### Written exercise
Print every line of the listing exactly, please.
** Begin Materials provided **
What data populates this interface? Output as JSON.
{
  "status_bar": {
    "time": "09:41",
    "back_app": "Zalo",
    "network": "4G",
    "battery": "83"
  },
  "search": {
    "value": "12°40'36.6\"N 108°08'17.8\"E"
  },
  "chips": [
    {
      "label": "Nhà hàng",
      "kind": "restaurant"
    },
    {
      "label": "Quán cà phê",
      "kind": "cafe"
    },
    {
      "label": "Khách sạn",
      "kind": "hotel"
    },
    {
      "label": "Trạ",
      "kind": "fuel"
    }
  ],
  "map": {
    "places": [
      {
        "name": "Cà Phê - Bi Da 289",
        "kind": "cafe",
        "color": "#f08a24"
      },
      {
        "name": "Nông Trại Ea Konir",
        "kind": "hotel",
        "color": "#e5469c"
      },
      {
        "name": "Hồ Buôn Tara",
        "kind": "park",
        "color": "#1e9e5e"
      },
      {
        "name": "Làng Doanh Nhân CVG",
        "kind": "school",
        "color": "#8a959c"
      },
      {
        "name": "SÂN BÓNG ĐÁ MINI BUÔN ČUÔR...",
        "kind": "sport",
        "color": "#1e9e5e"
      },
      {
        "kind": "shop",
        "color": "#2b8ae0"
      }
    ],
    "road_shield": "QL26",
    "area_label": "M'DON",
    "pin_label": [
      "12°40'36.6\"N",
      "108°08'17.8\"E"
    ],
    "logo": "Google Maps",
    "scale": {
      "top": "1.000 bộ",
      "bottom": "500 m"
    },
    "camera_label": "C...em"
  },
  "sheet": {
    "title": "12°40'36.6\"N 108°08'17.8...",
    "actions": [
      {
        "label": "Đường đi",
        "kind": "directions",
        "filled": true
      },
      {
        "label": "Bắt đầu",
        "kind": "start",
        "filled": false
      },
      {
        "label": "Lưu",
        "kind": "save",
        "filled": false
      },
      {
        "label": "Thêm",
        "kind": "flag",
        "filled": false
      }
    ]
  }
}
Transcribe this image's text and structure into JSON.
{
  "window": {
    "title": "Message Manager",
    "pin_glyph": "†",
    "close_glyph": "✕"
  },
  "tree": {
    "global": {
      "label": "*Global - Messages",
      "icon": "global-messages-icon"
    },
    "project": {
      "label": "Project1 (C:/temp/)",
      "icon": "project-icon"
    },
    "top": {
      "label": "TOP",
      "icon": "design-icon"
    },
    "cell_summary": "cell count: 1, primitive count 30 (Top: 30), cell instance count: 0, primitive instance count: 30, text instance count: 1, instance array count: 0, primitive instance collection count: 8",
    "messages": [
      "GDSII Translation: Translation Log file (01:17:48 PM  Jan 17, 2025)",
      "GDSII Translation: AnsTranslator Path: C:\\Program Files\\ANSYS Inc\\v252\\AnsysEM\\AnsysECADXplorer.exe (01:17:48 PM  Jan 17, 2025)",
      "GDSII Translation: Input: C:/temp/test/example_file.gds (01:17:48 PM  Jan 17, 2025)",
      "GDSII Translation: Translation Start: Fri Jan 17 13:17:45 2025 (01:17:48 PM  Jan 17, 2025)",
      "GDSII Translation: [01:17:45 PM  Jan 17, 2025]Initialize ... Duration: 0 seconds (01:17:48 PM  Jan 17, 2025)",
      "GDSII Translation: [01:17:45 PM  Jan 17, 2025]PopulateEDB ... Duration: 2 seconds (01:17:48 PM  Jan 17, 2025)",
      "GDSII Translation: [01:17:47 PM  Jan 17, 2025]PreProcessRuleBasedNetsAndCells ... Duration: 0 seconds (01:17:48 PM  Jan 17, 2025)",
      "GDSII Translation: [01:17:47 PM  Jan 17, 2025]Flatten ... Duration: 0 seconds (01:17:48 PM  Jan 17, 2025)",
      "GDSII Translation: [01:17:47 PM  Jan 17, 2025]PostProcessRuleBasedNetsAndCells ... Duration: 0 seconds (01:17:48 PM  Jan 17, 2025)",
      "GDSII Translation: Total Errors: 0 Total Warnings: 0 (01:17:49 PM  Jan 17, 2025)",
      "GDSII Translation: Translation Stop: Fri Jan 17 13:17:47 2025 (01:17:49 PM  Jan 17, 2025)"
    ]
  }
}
** End Materials provided **
### Written reply
What data populates this interface? Output as JSON.
{
  "status_bar": {
    "time": "09:41",
    "back_app": "Zalo",
    "network": "4G",
    "battery": "83"
  },
  "search": {
    "value": "12°40'36.6\"N 108°08'17.8\"E"
  },
  "chips": [
    {
      "label": "Nhà hàng",
      "kind": "restaurant"
    },
    {
      "label": "Quán cà phê",
      "kind": "cafe"
    },
    {
      "label": "Khách sạn",
      "kind": "hotel"
    },
    {
      "label": "Trạ",
      "kind": "fuel"
    }
  ],
  "map": {
    "places": [
      {
        "name": "Cà Phê - Bi Da 289",
        "kind": "cafe",
        "color": "#f08a24"
      },
      {
        "name": "Nông Trại Ea Konir",
        "kind": "hotel",
        "color": "#e5469c"
      },
      {
        "name": "Hồ Buôn Tara",
        "kind": "park",
        "color": "#1e9e5e"
      },
      {
        "name": "Làng Doanh Nhân CVG",
        "kind": "school",
        "color": "#8a959c"
      },
      {
        "name": "SÂN BÓNG ĐÁ MINI BUÔN ČUÔR...",
        "kind": "sport",
        "color": "#1e9e5e"
      },
      {
        "kind": "shop",
        "color": "#2b8ae0"
      }
    ],
    "road_shield": "QL26",
    "area_label": "M'DON",
    "pin_label": [
      "12°40'36.6\"N",
      "108°08'17.8\"E"
    ],
    "logo": "Google Maps",
    "scale": {
      "top": "1.000 bộ",
      "bottom": "500 m"
    },
    "camera_label": "C...em"
  },
  "sheet": {
    "title": "12°40'36.6\"N 108°08'17.8...",
    "actions": [
      {
        "label": "Đường đi",
        "kind": "directions",
        "filled": true
      },
      {
        "label": "Bắt đầu",
        "kind": "start",
        "filled": false
      },
      {
        "label": "Lưu",
        "kind": "save",
        "filled": false
      },
      {
        "label": "Thêm",
        "kind": "flag",
        "filled": false
      }
    ]
  }
}
Transcribe this image's text and structure into JSON.
{
  "window": {
    "title": "Message Manager",
    "pin_glyph": "†",
    "close_glyph": "✕"
  },
  "tree": {
    "global": {
      "label": "*Global - Messages",
      "icon": "global-messages-icon"
    },
    "project": {
      "label": "Project1 (C:/temp/)",
      "icon": "project-icon"
    },
    "top": {
      "label": "TOP",
      "icon": "design-icon"
    },
    "cell_summary": "cell count: 1, primitive count 30 (Top: 30), cell instance count: 0, primitive instance count: 30, text instance count: 1, instance array count: 0, primitive instance collection count: 8",
    "messages": [
      "GDSII Translation: Translation Log file (01:17:48 PM  Jan 17, 2025)",
      "GDSII Translation: AnsTranslator Path: C:\\Program Files\\ANSYS Inc\\v252\\AnsysEM\\AnsysECADXplorer.exe (01:17:48 PM  Jan 17, 2025)",
      "GDSII Translation: Input: C:/temp/test/example_file.gds (01:17:48 PM  Jan 17, 2025)",
      "GDSII Translation: Translation Start: Fri Jan 17 13:17:45 2025 (01:17:48 PM  Jan 17, 2025)",
      "GDSII Translation: [01:17:45 PM  Jan 17, 2025]Initialize ... Duration: 0 seconds (01:17:48 PM  Jan 17, 2025)",
      "GDSII Translation: [01:17:45 PM  Jan 17, 2025]PopulateEDB ... Duration: 2 seconds (01:17:48 PM  Jan 17, 2025)",
      "GDSII Translation: [01:17:47 PM  Jan 17, 2025]PreProcessRuleBasedNetsAndCells ... Duration: 0 seconds (01:17:48 PM  Jan 17, 2025)",
      "GDSII Translation: [01:17:47 PM  Jan 17, 2025]Flatten ... Duration: 0 seconds (01:17:48 PM  Jan 17, 2025)",
      "GDSII Translation: [01:17:47 PM  Jan 17, 2025]PostProcessRuleBasedNetsAndCells ... Duration: 0 seconds (01:17:48 PM  Jan 17, 2025)",
      "GDSII Translation: Total Errors: 0 Total Warnings: 0 (01:17:49 PM  Jan 17, 2025)",
      "GDSII Translation: Translation Stop: Fri Jan 17 13:17:47 2025 (01:17:49 PM  Jan 17, 2025)"
    ]
  }
}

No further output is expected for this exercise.